## [Material provided]
%%
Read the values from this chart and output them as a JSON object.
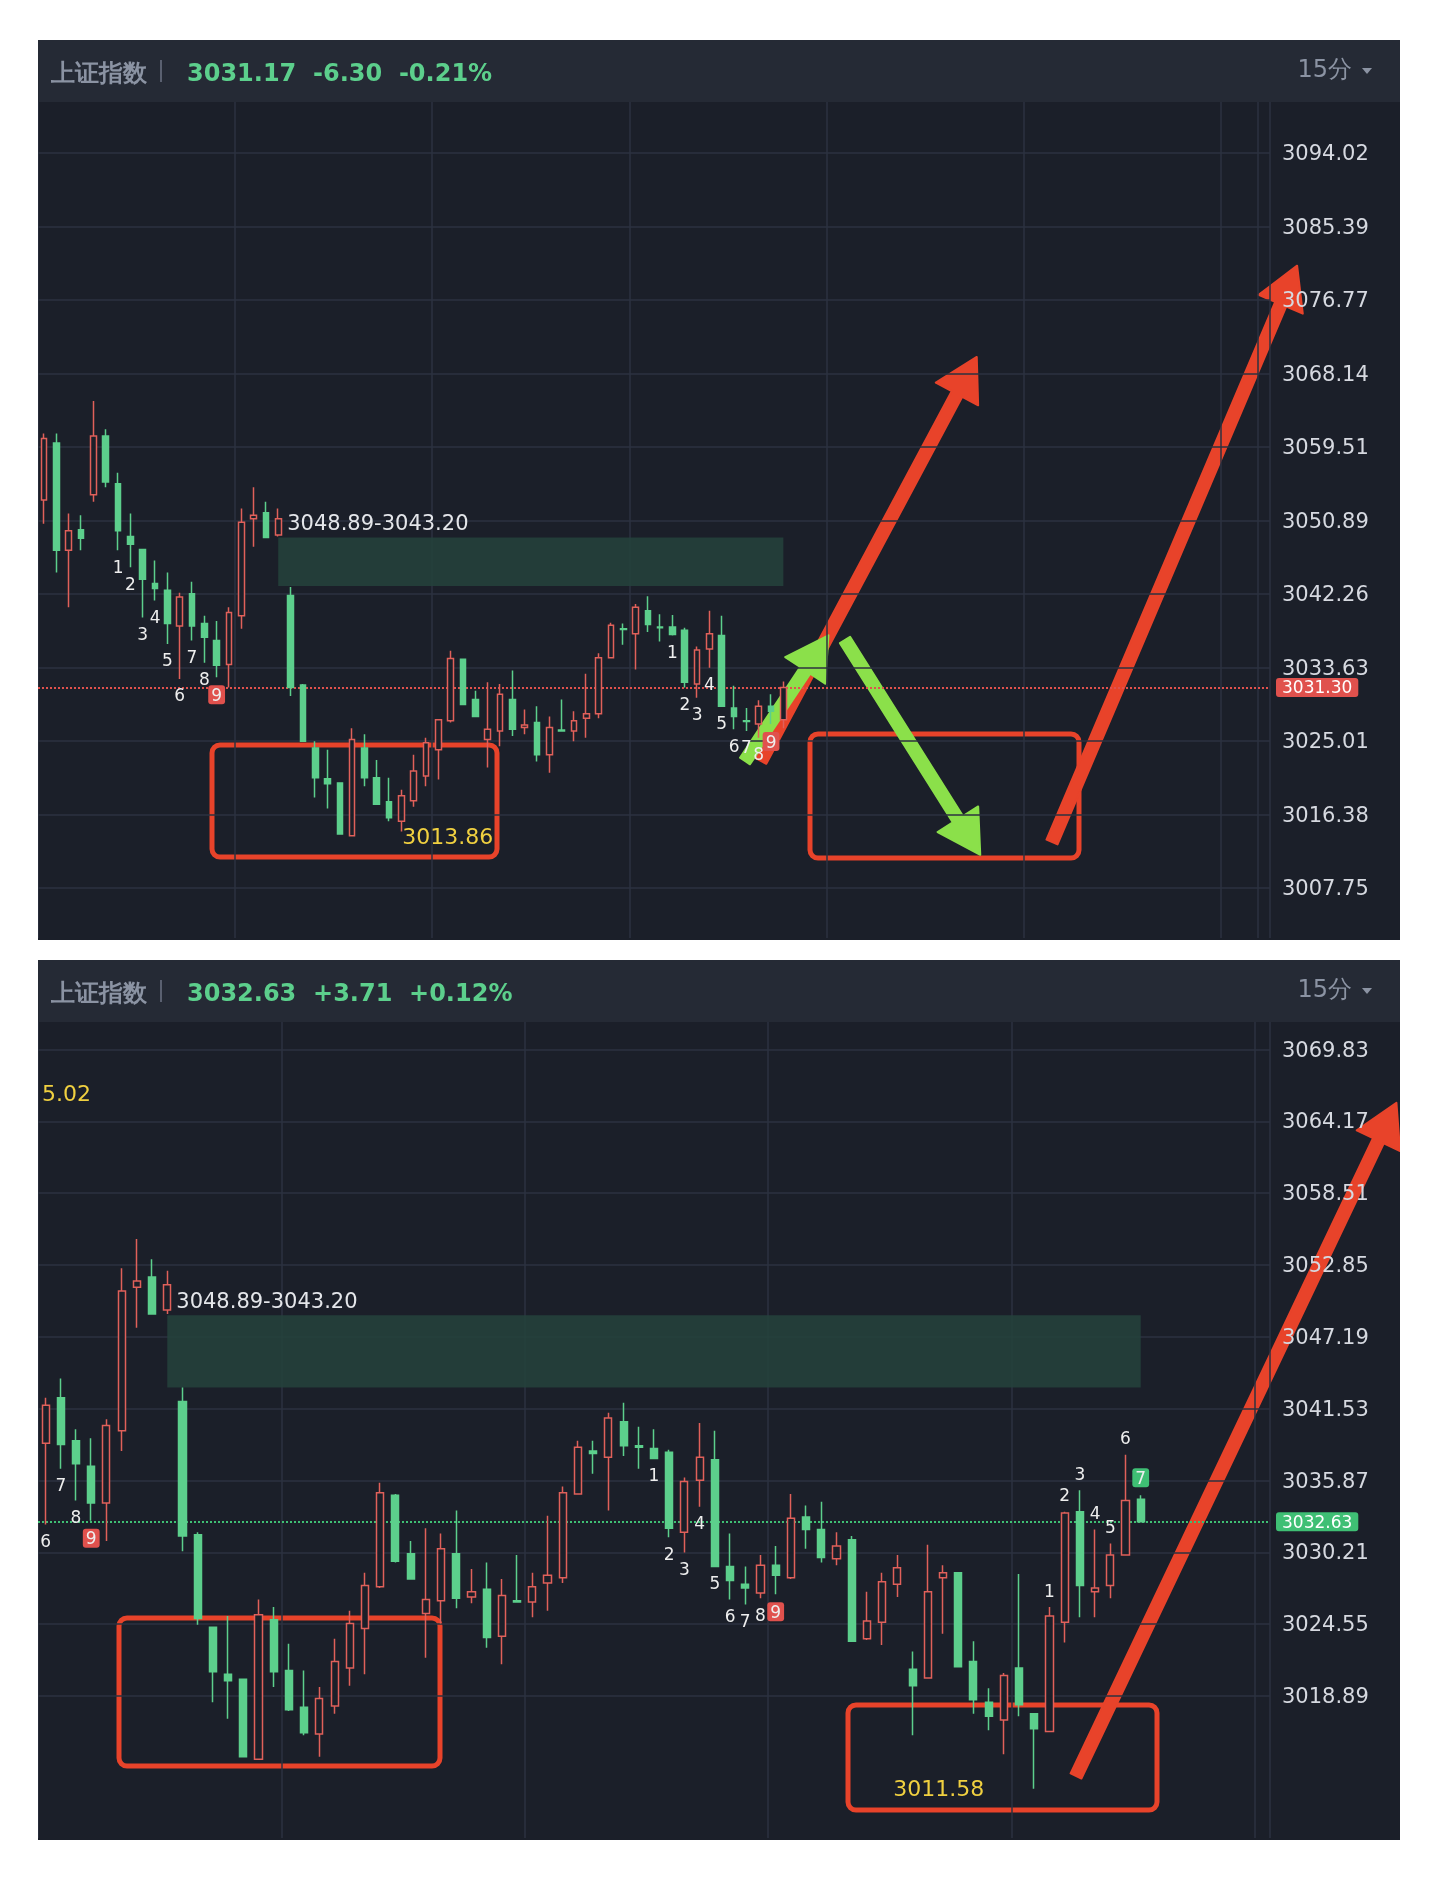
{
  "chart_data": [
    {
      "type": "candlestick",
      "title": "上证指数",
      "subtitle": "3031.17  -6.30  -0.21%",
      "categories": [
        null,
        null,
        null,
        null,
        null,
        null,
        null,
        null,
        null,
        null,
        null,
        null,
        null,
        null,
        null,
        null,
        null,
        null,
        null,
        null,
        null,
        null,
        null,
        null,
        null,
        null,
        null,
        null,
        null,
        null,
        null,
        null,
        null,
        null,
        null,
        null,
        null,
        null,
        null,
        null,
        null,
        null,
        null,
        null,
        null,
        null,
        null,
        null,
        null,
        null,
        null,
        null,
        null,
        null,
        null,
        null,
        null,
        null,
        null,
        null,
        null,
        null,
        null,
        null,
        null,
        null,
        null,
        null,
        null,
        null,
        null,
        null,
        null,
        null,
        null,
        null,
        null,
        null,
        null,
        null,
        null,
        null,
        null,
        null,
        null,
        null,
        null,
        null,
        null,
        null,
        null,
        null,
        null,
        null,
        null,
        null,
        null,
        null,
        null,
        null
      ],
      "ohlc": [
        [
          3053.3,
          3061.1,
          3050.5,
          3060.5
        ],
        [
          3060.0,
          3061.1,
          3044.8,
          3047.4
        ],
        [
          3047.4,
          3051.7,
          3040.7,
          3049.7
        ],
        [
          3049.8,
          3051.5,
          3047.4,
          3048.8
        ],
        [
          3053.9,
          3064.9,
          3053.1,
          3060.8
        ],
        [
          3060.8,
          3061.6,
          3054.8,
          3055.4
        ],
        [
          3055.2,
          3056.5,
          3047.4,
          3049.7
        ],
        [
          3049.0,
          3051.7,
          3045.4,
          3048.1
        ],
        [
          3047.5,
          3047.5,
          3039.5,
          3044.0
        ],
        [
          3043.5,
          3046.2,
          3041.5,
          3042.9
        ],
        [
          3042.7,
          3044.8,
          3036.4,
          3038.8
        ],
        [
          3038.5,
          3042.4,
          3032.3,
          3041.9
        ],
        [
          3042.3,
          3043.7,
          3036.8,
          3038.5
        ],
        [
          3038.8,
          3039.7,
          3034.2,
          3037.2
        ],
        [
          3036.8,
          3039.1,
          3032.5,
          3033.9
        ],
        [
          3034.0,
          3040.7,
          3031.3,
          3040.1
        ],
        [
          3039.7,
          3052.3,
          3038.2,
          3050.7
        ],
        [
          3051.1,
          3054.8,
          3047.8,
          3051.5
        ],
        [
          3051.8,
          3053.1,
          3048.9,
          3048.9
        ],
        [
          3049.2,
          3052.3,
          3049.0,
          3051.1
        ],
        [
          3042.1,
          3043.1,
          3030.3,
          3031.3
        ],
        [
          3031.6,
          3031.7,
          3025.0,
          3025.0
        ],
        [
          3024.2,
          3025.0,
          3018.4,
          3020.7
        ],
        [
          3020.6,
          3024.0,
          3017.1,
          3020.0
        ],
        [
          3020.1,
          3020.1,
          3014.1,
          3014.1
        ],
        [
          3013.9,
          3026.5,
          3013.86,
          3025.2
        ],
        [
          3024.2,
          3025.8,
          3019.7,
          3020.7
        ],
        [
          3020.7,
          3022.8,
          3017.6,
          3017.6
        ],
        [
          3017.9,
          3020.7,
          3015.6,
          3016.0
        ],
        [
          3015.6,
          3019.3,
          3014.4,
          3018.6
        ],
        [
          3018.0,
          3023.4,
          3017.3,
          3021.5
        ],
        [
          3020.9,
          3025.4,
          3019.7,
          3024.8
        ],
        [
          3024.0,
          3027.5,
          3020.5,
          3027.5
        ],
        [
          3027.4,
          3035.6,
          3027.2,
          3034.7
        ],
        [
          3034.6,
          3034.6,
          3029.3,
          3029.3
        ],
        [
          3029.9,
          3030.9,
          3027.9,
          3027.9
        ],
        [
          3025.2,
          3031.9,
          3021.9,
          3026.4
        ],
        [
          3026.2,
          3031.7,
          3024.4,
          3030.5
        ],
        [
          3029.9,
          3033.3,
          3025.6,
          3026.4
        ],
        [
          3026.6,
          3028.7,
          3025.8,
          3026.9
        ],
        [
          3027.2,
          3029.1,
          3022.6,
          3023.4
        ],
        [
          3023.4,
          3027.9,
          3021.3,
          3026.6
        ],
        [
          3026.3,
          3029.9,
          3026.1,
          3026.2
        ],
        [
          3026.2,
          3028.5,
          3025.0,
          3027.4
        ],
        [
          3027.7,
          3032.9,
          3025.4,
          3028.2
        ],
        [
          3028.2,
          3035.3,
          3027.7,
          3034.8
        ],
        [
          3034.8,
          3038.9,
          3034.8,
          3038.6
        ],
        [
          3038.2,
          3038.8,
          3036.3,
          3038.1
        ],
        [
          3037.6,
          3041.1,
          3033.4,
          3040.7
        ],
        [
          3040.3,
          3042.0,
          3037.8,
          3038.7
        ],
        [
          3038.4,
          3039.9,
          3036.7,
          3038.3
        ],
        [
          3038.4,
          3039.8,
          3037.4,
          3037.5
        ],
        [
          3038.0,
          3038.3,
          3031.3,
          3031.9
        ],
        [
          3031.7,
          3036.1,
          3030.1,
          3035.7
        ],
        [
          3035.8,
          3040.3,
          3033.6,
          3037.6
        ],
        [
          3037.4,
          3039.7,
          3029.1,
          3029.1
        ],
        [
          3028.9,
          3031.5,
          3026.4,
          3027.9
        ],
        [
          3027.4,
          3028.9,
          3026.2,
          3027.3
        ],
        [
          3027.0,
          3029.8,
          3025.4,
          3029.1
        ],
        [
          3029.1,
          3030.5,
          3027.0,
          3028.5
        ],
        [
          3027.5,
          3032.0,
          3026.5,
          3031.3
        ],
        null,
        null,
        null,
        null,
        null,
        null,
        null,
        null,
        null,
        null,
        null,
        null,
        null,
        null,
        null,
        null,
        null,
        null,
        null,
        null,
        null,
        null,
        null,
        null,
        null,
        null,
        null,
        null,
        null,
        null,
        null,
        null,
        null,
        null,
        null,
        null,
        null,
        null,
        null
      ],
      "value_labels": [
        null,
        null,
        null,
        null,
        null,
        null,
        "1",
        "2",
        "3",
        "4",
        "5",
        "6",
        "7",
        "8",
        "9",
        null,
        null,
        null,
        null,
        null,
        null,
        null,
        null,
        null,
        null,
        null,
        null,
        null,
        null,
        null,
        null,
        null,
        null,
        null,
        null,
        null,
        null,
        null,
        null,
        null,
        null,
        null,
        null,
        null,
        null,
        null,
        null,
        null,
        null,
        null,
        null,
        "1",
        "2",
        "3",
        "4",
        "5",
        "6",
        "7",
        "8",
        "9",
        null,
        null,
        null,
        null,
        null,
        null,
        null,
        null,
        null,
        null,
        null,
        null,
        null,
        null,
        null,
        null,
        null,
        null,
        null,
        null,
        null,
        null,
        null,
        null,
        null,
        null,
        null,
        null,
        null,
        null,
        null,
        null,
        null,
        null,
        null,
        null,
        null,
        null,
        null,
        null
      ],
      "ylim": [
        3001.9,
        3100.0
      ],
      "yticks": [
        3094.02,
        3085.39,
        3076.77,
        3068.14,
        3059.51,
        3050.89,
        3042.26,
        3033.63,
        3025.01,
        3016.38,
        3007.75
      ],
      "grid": true,
      "tick_labels": "y",
      "ref_lines": [
        {
          "axis": "y",
          "value": 3031.3,
          "label": "3031.30",
          "color": "#e0514d",
          "line_style": "dotted"
        }
      ],
      "bands": [
        {
          "axis": "y",
          "from": 3043.2,
          "to": 3048.89,
          "label": "3048.89-3043.20",
          "color": "#24433c"
        }
      ],
      "annotations": [
        "15分",
        "3013.86"
      ]
    },
    {
      "type": "candlestick",
      "title": "上证指数",
      "subtitle": "3032.63  +3.71  +0.12%",
      "categories": [
        null,
        null,
        null,
        null,
        null,
        null,
        null,
        null,
        null,
        null,
        null,
        null,
        null,
        null,
        null,
        null,
        null,
        null,
        null,
        null,
        null,
        null,
        null,
        null,
        null,
        null,
        null,
        null,
        null,
        null,
        null,
        null,
        null,
        null,
        null,
        null,
        null,
        null,
        null,
        null,
        null,
        null,
        null,
        null,
        null,
        null,
        null,
        null,
        null,
        null,
        null,
        null,
        null,
        null,
        null,
        null,
        null,
        null,
        null,
        null,
        null,
        null,
        null,
        null,
        null,
        null,
        null,
        null,
        null,
        null,
        null,
        null,
        null,
        null,
        null,
        null,
        null,
        null,
        null,
        null,
        null
      ],
      "ohlc": [
        [
          3038.8,
          3042.4,
          3032.4,
          3041.8
        ],
        [
          3042.4,
          3043.9,
          3036.8,
          3038.7
        ],
        [
          3039.0,
          3039.9,
          3034.3,
          3037.2
        ],
        [
          3037.0,
          3039.2,
          3032.7,
          3034.1
        ],
        [
          3034.1,
          3040.7,
          3031.1,
          3040.2
        ],
        [
          3039.8,
          3052.6,
          3038.2,
          3050.8
        ],
        [
          3051.1,
          3054.9,
          3047.9,
          3051.6
        ],
        [
          3051.9,
          3053.3,
          3049.0,
          3049.0
        ],
        [
          3049.3,
          3052.4,
          3049.0,
          3051.3
        ],
        [
          3042.1,
          3043.2,
          3030.3,
          3031.5
        ],
        [
          3031.6,
          3031.8,
          3024.5,
          3025.0
        ],
        [
          3024.3,
          3024.3,
          3018.4,
          3020.8
        ],
        [
          3020.6,
          3025.2,
          3017.1,
          3020.1
        ],
        [
          3020.2,
          3020.2,
          3014.1,
          3014.1
        ],
        [
          3013.9,
          3026.5,
          3013.9,
          3025.3
        ],
        [
          3024.9,
          3025.9,
          3019.6,
          3020.8
        ],
        [
          3020.9,
          3023.0,
          3017.7,
          3017.8
        ],
        [
          3018.0,
          3020.9,
          3015.8,
          3016.0
        ],
        [
          3015.9,
          3019.6,
          3014.1,
          3018.7
        ],
        [
          3018.1,
          3023.4,
          3017.5,
          3021.6
        ],
        [
          3021.1,
          3025.6,
          3019.7,
          3024.6
        ],
        [
          3024.2,
          3028.6,
          3020.6,
          3027.6
        ],
        [
          3027.5,
          3035.7,
          3027.4,
          3034.9
        ],
        [
          3034.7,
          3034.8,
          3029.4,
          3029.5
        ],
        [
          3030.1,
          3031.1,
          3028.1,
          3028.1
        ],
        [
          3025.4,
          3032.1,
          3021.9,
          3026.5
        ],
        [
          3026.4,
          3031.7,
          3024.6,
          3030.5
        ],
        [
          3030.1,
          3033.5,
          3025.8,
          3026.6
        ],
        [
          3026.7,
          3028.9,
          3026.2,
          3027.1
        ],
        [
          3027.3,
          3029.4,
          3022.7,
          3023.5
        ],
        [
          3023.6,
          3028.1,
          3021.4,
          3026.8
        ],
        [
          3026.4,
          3030.0,
          3026.3,
          3026.3
        ],
        [
          3026.3,
          3028.6,
          3025.1,
          3027.5
        ],
        [
          3027.8,
          3033.1,
          3025.6,
          3028.4
        ],
        [
          3028.2,
          3035.4,
          3027.8,
          3034.9
        ],
        [
          3034.8,
          3039.0,
          3034.8,
          3038.5
        ],
        [
          3038.2,
          3039.0,
          3036.4,
          3038.0
        ],
        [
          3037.7,
          3041.2,
          3033.5,
          3040.8
        ],
        [
          3040.5,
          3042.0,
          3037.8,
          3038.6
        ],
        [
          3038.6,
          3040.1,
          3036.8,
          3038.5
        ],
        [
          3038.4,
          3039.9,
          3037.6,
          3037.6
        ],
        [
          3038.1,
          3038.3,
          3031.4,
          3032.1
        ],
        [
          3031.8,
          3036.1,
          3030.2,
          3035.8
        ],
        [
          3035.9,
          3040.4,
          3033.8,
          3037.7
        ],
        [
          3037.5,
          3039.8,
          3029.1,
          3029.1
        ],
        [
          3029.1,
          3031.7,
          3026.5,
          3028.0
        ],
        [
          3027.7,
          3029.1,
          3026.1,
          3027.4
        ],
        [
          3027.0,
          3030.0,
          3026.6,
          3029.2
        ],
        [
          3029.2,
          3030.7,
          3026.9,
          3028.4
        ],
        [
          3028.2,
          3034.8,
          3028.1,
          3032.9
        ],
        [
          3033.0,
          3033.9,
          3030.5,
          3032.0
        ],
        [
          3032.0,
          3034.2,
          3029.4,
          3029.8
        ],
        [
          3029.7,
          3031.8,
          3029.2,
          3030.7
        ],
        [
          3031.2,
          3031.5,
          3023.2,
          3023.2
        ],
        [
          3023.4,
          3027.1,
          3023.3,
          3024.8
        ],
        [
          3024.7,
          3028.6,
          3022.9,
          3027.9
        ],
        [
          3027.7,
          3030.0,
          3026.7,
          3029.0
        ],
        [
          3021.0,
          3022.4,
          3015.8,
          3019.7
        ],
        [
          3020.3,
          3030.8,
          3020.3,
          3027.1
        ],
        [
          3028.2,
          3029.2,
          3023.8,
          3028.6
        ],
        [
          3028.6,
          3028.6,
          3021.2,
          3021.2
        ],
        [
          3021.6,
          3023.2,
          3017.5,
          3018.6
        ],
        [
          3018.4,
          3019.5,
          3016.2,
          3017.3
        ],
        [
          3017.0,
          3020.7,
          3014.3,
          3020.5
        ],
        [
          3021.1,
          3028.5,
          3017.3,
          3018.2
        ],
        [
          3017.5,
          3017.5,
          3011.58,
          3016.3
        ],
        [
          3016.1,
          3025.9,
          3016.1,
          3025.2
        ],
        [
          3024.7,
          3033.4,
          3023.1,
          3033.3
        ],
        [
          3033.4,
          3035.1,
          3025.1,
          3027.6
        ],
        [
          3027.1,
          3032.0,
          3025.1,
          3027.4
        ],
        [
          3027.6,
          3030.9,
          3026.6,
          3030.0
        ],
        [
          3030.0,
          3037.9,
          3030.0,
          3034.3
        ],
        [
          3034.4,
          3034.7,
          3032.6,
          3032.63
        ],
        null,
        null,
        null,
        null,
        null,
        null,
        null,
        null
      ],
      "value_labels": [
        "6",
        "7",
        "8",
        "9",
        null,
        null,
        null,
        null,
        null,
        null,
        null,
        null,
        null,
        null,
        null,
        null,
        null,
        null,
        null,
        null,
        null,
        null,
        null,
        null,
        null,
        null,
        null,
        null,
        null,
        null,
        null,
        null,
        null,
        null,
        null,
        null,
        null,
        null,
        null,
        null,
        "1",
        "2",
        "3",
        "4",
        "5",
        "6",
        "7",
        "8",
        "9",
        null,
        null,
        null,
        null,
        null,
        null,
        null,
        null,
        null,
        null,
        null,
        null,
        null,
        null,
        null,
        null,
        null,
        "1",
        "2",
        "3",
        "4",
        "5",
        "6",
        "7",
        null,
        null,
        null,
        null,
        null,
        null,
        null,
        null
      ],
      "ylim": [
        3007.7,
        3072.0
      ],
      "yticks": [
        3069.83,
        3064.17,
        3058.51,
        3052.85,
        3047.19,
        3041.53,
        3035.87,
        3030.21,
        3024.55,
        3018.89
      ],
      "grid": true,
      "tick_labels": "y",
      "ref_lines": [
        {
          "axis": "y",
          "value": 3032.63,
          "label": "3032.63",
          "color": "#3fbf74",
          "line_style": "dotted"
        }
      ],
      "bands": [
        {
          "axis": "y",
          "from": 3043.2,
          "to": 3048.89,
          "label": "3048.89-3043.20",
          "color": "#24433c"
        }
      ],
      "annotations": [
        "15分",
        "5.02",
        "3011.58"
      ]
    }
  ]
}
%%
## [What the exercise asks]
Give the number of lines above in which the word "subtitle" occurs, with nothing else.

## [Answer to this exercise]
2